[Website and app data records]
══════════
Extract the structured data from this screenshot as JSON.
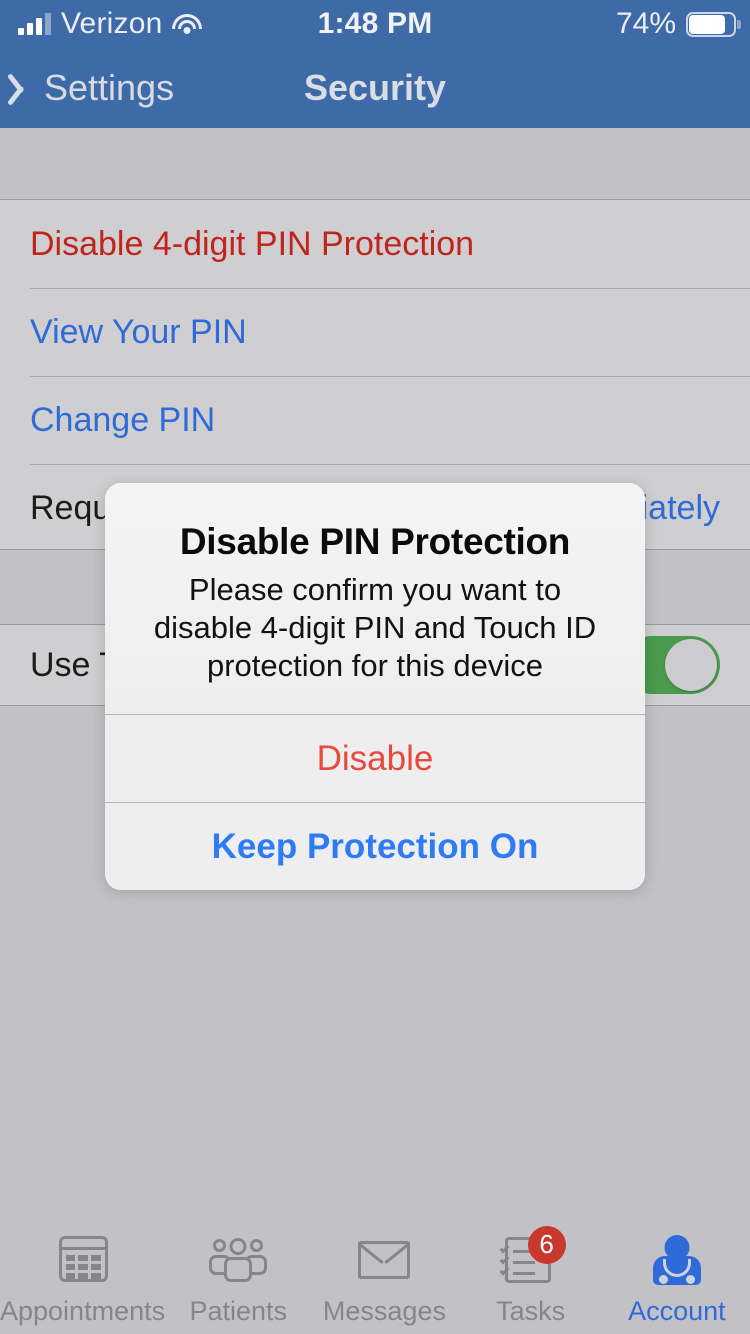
{
  "status_bar": {
    "carrier": "Verizon",
    "time": "1:48 PM",
    "battery_percent": "74%",
    "signal_icon": "signal-bars-icon",
    "wifi_icon": "wifi-icon",
    "battery_icon": "battery-icon"
  },
  "nav_bar": {
    "back_label": "Settings",
    "title": "Security",
    "back_icon": "chevron-left-icon",
    "background_color": "#3e6aa8"
  },
  "settings_list": {
    "group_one": [
      {
        "label": "Disable 4-digit PIN Protection",
        "style": "destructive"
      },
      {
        "label": "View Your PIN",
        "style": "action"
      },
      {
        "label": "Change PIN",
        "style": "action"
      },
      {
        "label": "Require PIN",
        "value": "Immediately",
        "style": "plain"
      }
    ],
    "group_two": [
      {
        "label": "Use Touch ID",
        "style": "plain",
        "toggle": "on"
      }
    ]
  },
  "alert": {
    "title": "Disable PIN Protection",
    "message": "Please confirm you want to disable 4-digit PIN and Touch ID protection for this device",
    "destructive_button": "Disable",
    "default_button": "Keep Protection On",
    "destructive_color": "#e8493c",
    "default_color": "#2f7bf5"
  },
  "tab_bar": {
    "items": [
      {
        "label": "Appointments",
        "icon": "calendar-icon",
        "active": false
      },
      {
        "label": "Patients",
        "icon": "people-icon",
        "active": false
      },
      {
        "label": "Messages",
        "icon": "envelope-icon",
        "active": false
      },
      {
        "label": "Tasks",
        "icon": "checklist-icon",
        "active": false,
        "badge": "6"
      },
      {
        "label": "Account",
        "icon": "doctor-icon",
        "active": true
      }
    ],
    "active_color": "#2f6bd8",
    "inactive_color": "#86868a",
    "badge_color": "#c8382c"
  }
}
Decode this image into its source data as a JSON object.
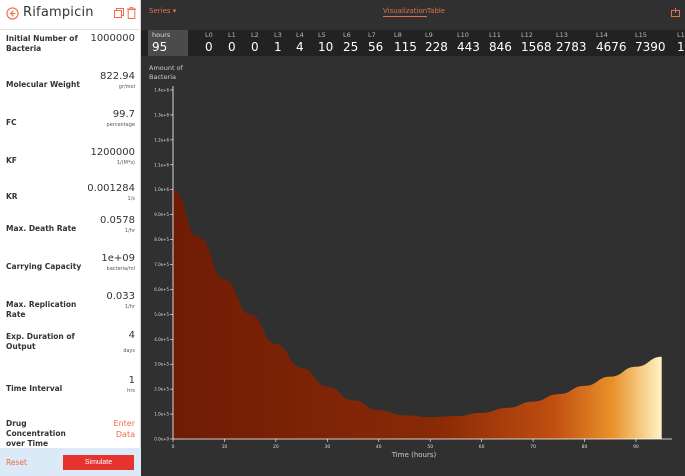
{
  "sidebar": {
    "title": "Rifampicin",
    "params": [
      {
        "label": "Initial Number of Bacteria",
        "value": "1000000",
        "unit": ""
      },
      {
        "label": "Molecular Weight",
        "value": "822.94",
        "unit": "gr/mol"
      },
      {
        "label": "FC",
        "value": "99.7",
        "unit": "percentage"
      },
      {
        "label": "KF",
        "value": "1200000",
        "unit": "1/(M*s)"
      },
      {
        "label": "KR",
        "value": "0.001284",
        "unit": "1/s"
      },
      {
        "label": "Max. Death Rate",
        "value": "0.0578",
        "unit": "1/hr"
      },
      {
        "label": "Carrying Capacity",
        "value": "1e+09",
        "unit": "bacteria/ml"
      },
      {
        "label": "Max. Replication Rate",
        "value": "0.033",
        "unit": "1/hr"
      },
      {
        "label": "Exp. Duration of Output",
        "value": "4",
        "unit": "days"
      },
      {
        "label": "Time Interval",
        "value": "1",
        "unit": "hrs"
      }
    ],
    "drug_conc": {
      "label": "Drug Concentration over Time",
      "link_line1": "Enter",
      "link_line2": "Data"
    },
    "reset_label": "Reset",
    "simulate_label": "Simulate"
  },
  "topbar": {
    "series_label": "Series ▾",
    "tab_visualization": "Visualization",
    "tab_table": "Table"
  },
  "levels": {
    "hours_label": "hours",
    "hours_value": "95",
    "items": [
      {
        "name": "L0",
        "value": "0"
      },
      {
        "name": "L1",
        "value": "0"
      },
      {
        "name": "L2",
        "value": "0"
      },
      {
        "name": "L3",
        "value": "1"
      },
      {
        "name": "L4",
        "value": "4"
      },
      {
        "name": "L5",
        "value": "10"
      },
      {
        "name": "L6",
        "value": "25"
      },
      {
        "name": "L7",
        "value": "56"
      },
      {
        "name": "L8",
        "value": "115"
      },
      {
        "name": "L9",
        "value": "228"
      },
      {
        "name": "L10",
        "value": "443"
      },
      {
        "name": "L11",
        "value": "846"
      },
      {
        "name": "L12",
        "value": "1568"
      },
      {
        "name": "L13",
        "value": "2783"
      },
      {
        "name": "L14",
        "value": "4676"
      },
      {
        "name": "L15",
        "value": "7390"
      },
      {
        "name": "L1",
        "value": "1"
      }
    ]
  },
  "chart_data": {
    "type": "area",
    "ylabel_line1": "Amount of",
    "ylabel_line2": "Bacteria",
    "xlabel": "Time (hours)",
    "xlim": [
      0,
      97
    ],
    "ylim": [
      0,
      1400000
    ],
    "y_ticks": [
      0,
      100000,
      200000,
      300000,
      400000,
      500000,
      600000,
      700000,
      800000,
      900000,
      1000000,
      1100000,
      1200000,
      1300000,
      1400000
    ],
    "y_tick_labels": [
      "0.0e+0",
      "1.0e+5",
      "2.0e+5",
      "3.0e+5",
      "4.0e+5",
      "5.0e+5",
      "6.0e+5",
      "7.0e+5",
      "8.0e+5",
      "9.0e+5",
      "1.0e+6",
      "1.1e+6",
      "1.2e+6",
      "1.3e+6",
      "1.4e+6"
    ],
    "x_ticks": [
      0,
      10,
      20,
      30,
      40,
      50,
      60,
      70,
      80,
      90
    ],
    "x_tick_labels": [
      "0",
      "10",
      "20",
      "30",
      "40",
      "50",
      "60",
      "70",
      "80",
      "90"
    ],
    "series": [
      {
        "values_x": [
          0,
          5,
          10,
          15,
          20,
          25,
          30,
          35,
          40,
          45,
          50,
          55,
          60,
          65,
          70,
          75,
          80,
          85,
          90,
          95
        ],
        "values_y": [
          1000000,
          810000,
          640000,
          500000,
          380000,
          285000,
          210000,
          155000,
          115000,
          95000,
          88000,
          92000,
          105000,
          125000,
          150000,
          180000,
          213000,
          250000,
          290000,
          330000
        ]
      }
    ],
    "colors": {
      "fill_dark": "#7a1f05",
      "fill_mid": "#c25010",
      "fill_light": "#fff3c6",
      "background": "#303030"
    }
  }
}
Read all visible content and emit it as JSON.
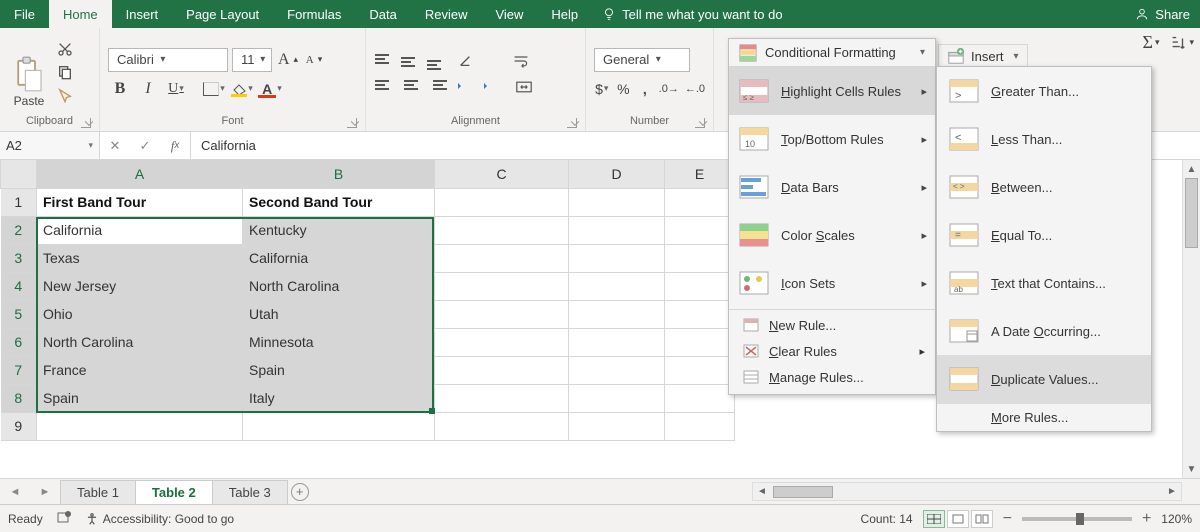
{
  "ribbon": {
    "tabs": [
      "File",
      "Home",
      "Insert",
      "Page Layout",
      "Formulas",
      "Data",
      "Review",
      "View",
      "Help"
    ],
    "active_tab": "Home",
    "tell_me": "Tell me what you want to do",
    "share": "Share"
  },
  "groups": {
    "clipboard": {
      "label": "Clipboard",
      "paste": "Paste"
    },
    "font": {
      "label": "Font",
      "name": "Calibri",
      "size": "11"
    },
    "alignment": {
      "label": "Alignment"
    },
    "number": {
      "label": "Number",
      "format": "General"
    }
  },
  "insert_cells": {
    "label": "Insert"
  },
  "name_box": "A2",
  "formula": "California",
  "columns": [
    "A",
    "B",
    "C",
    "D",
    "E"
  ],
  "row_headers": [
    "1",
    "2",
    "3",
    "4",
    "5",
    "6",
    "7",
    "8",
    "9"
  ],
  "table": {
    "headers": [
      "First Band Tour",
      "Second Band Tour"
    ],
    "rows": [
      [
        "California",
        "Kentucky"
      ],
      [
        "Texas",
        "California"
      ],
      [
        "New Jersey",
        "North Carolina"
      ],
      [
        "Ohio",
        "Utah"
      ],
      [
        "North Carolina",
        "Minnesota"
      ],
      [
        "France",
        "Spain"
      ],
      [
        "Spain",
        "Italy"
      ]
    ]
  },
  "sheet_tabs": [
    "Table 1",
    "Table 2",
    "Table 3"
  ],
  "active_sheet": "Table 2",
  "status": {
    "ready": "Ready",
    "accessibility": "Accessibility: Good to go",
    "count_label": "Count:",
    "count_value": "14",
    "zoom": "120%"
  },
  "cf_menu": {
    "button": "Conditional Formatting",
    "items": [
      {
        "label": "Highlight Cells Rules",
        "u": "H",
        "rest": "ighlight Cells Rules"
      },
      {
        "label": "Top/Bottom Rules",
        "u": "T",
        "rest": "op/Bottom Rules"
      },
      {
        "label": "Data Bars",
        "u": "D",
        "rest": "ata Bars"
      },
      {
        "label": "Color Scales",
        "u": "C",
        "pre": "",
        "post": "olor ",
        "u2": "S",
        "rest": "cales"
      },
      {
        "label": "Icon Sets",
        "u": "I",
        "rest": "con Sets"
      }
    ],
    "small": [
      {
        "u": "N",
        "rest": "ew Rule..."
      },
      {
        "u": "C",
        "rest": "lear Rules"
      },
      {
        "u": "M",
        "pre": "",
        "rest": "anage Rules..."
      }
    ]
  },
  "sub_menu": {
    "items": [
      {
        "u": "G",
        "rest": "reater Than..."
      },
      {
        "u": "L",
        "rest": "ess Than..."
      },
      {
        "u": "B",
        "rest": "etween..."
      },
      {
        "u": "E",
        "rest": "qual To..."
      },
      {
        "u": "T",
        "rest": "ext that Contains..."
      },
      {
        "pre": "A Date ",
        "u": "O",
        "rest": "ccurring..."
      },
      {
        "u": "D",
        "rest": "uplicate Values..."
      }
    ],
    "more": "More Rules..."
  }
}
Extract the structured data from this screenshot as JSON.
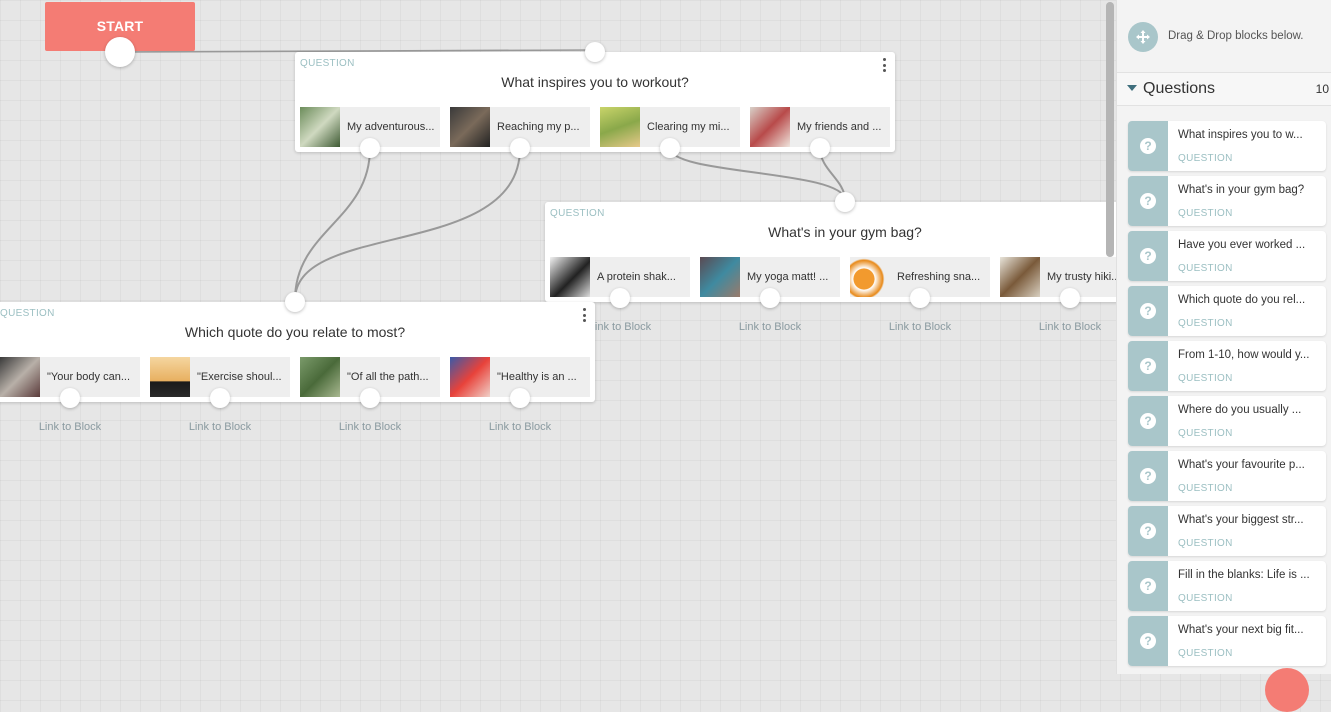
{
  "start": {
    "label": "START"
  },
  "link_label": "Link to Block",
  "blocks": [
    {
      "type_label": "QUESTION",
      "title": "What inspires you to workout?",
      "answers": [
        "My adventurous...",
        "Reaching my p...",
        "Clearing my mi...",
        "My friends and ..."
      ]
    },
    {
      "type_label": "QUESTION",
      "title": "What's in your gym bag?",
      "answers": [
        "A protein shak...",
        "My yoga matt! ...",
        "Refreshing sna...",
        "My trusty hiki..."
      ]
    },
    {
      "type_label": "QUESTION",
      "title": "Which quote do you relate to most?",
      "answers": [
        "\"Your body can...",
        "\"Exercise shoul...",
        "\"Of all the path...",
        "\"Healthy is an ..."
      ]
    }
  ],
  "sidebar": {
    "hint": "Drag & Drop blocks below.",
    "section_title": "Questions",
    "count": "10",
    "items": [
      {
        "title": "What inspires you to w...",
        "sub": "QUESTION"
      },
      {
        "title": "What's in your gym bag?",
        "sub": "QUESTION"
      },
      {
        "title": "Have you ever worked ...",
        "sub": "QUESTION"
      },
      {
        "title": "Which quote do you rel...",
        "sub": "QUESTION"
      },
      {
        "title": "From 1-10, how would y...",
        "sub": "QUESTION"
      },
      {
        "title": "Where do you usually ...",
        "sub": "QUESTION"
      },
      {
        "title": "What's your favourite p...",
        "sub": "QUESTION"
      },
      {
        "title": "What's your biggest str...",
        "sub": "QUESTION"
      },
      {
        "title": "Fill in the blanks: Life is ...",
        "sub": "QUESTION"
      },
      {
        "title": "What's your next big fit...",
        "sub": "QUESTION"
      }
    ]
  },
  "colors": {
    "accent": "#f47c74",
    "teal": "#a9c6ca",
    "canvas": "#e6e6e6"
  }
}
══════════
Across the data, how many lines contain the string "Touch"? Only the number is wanted.

2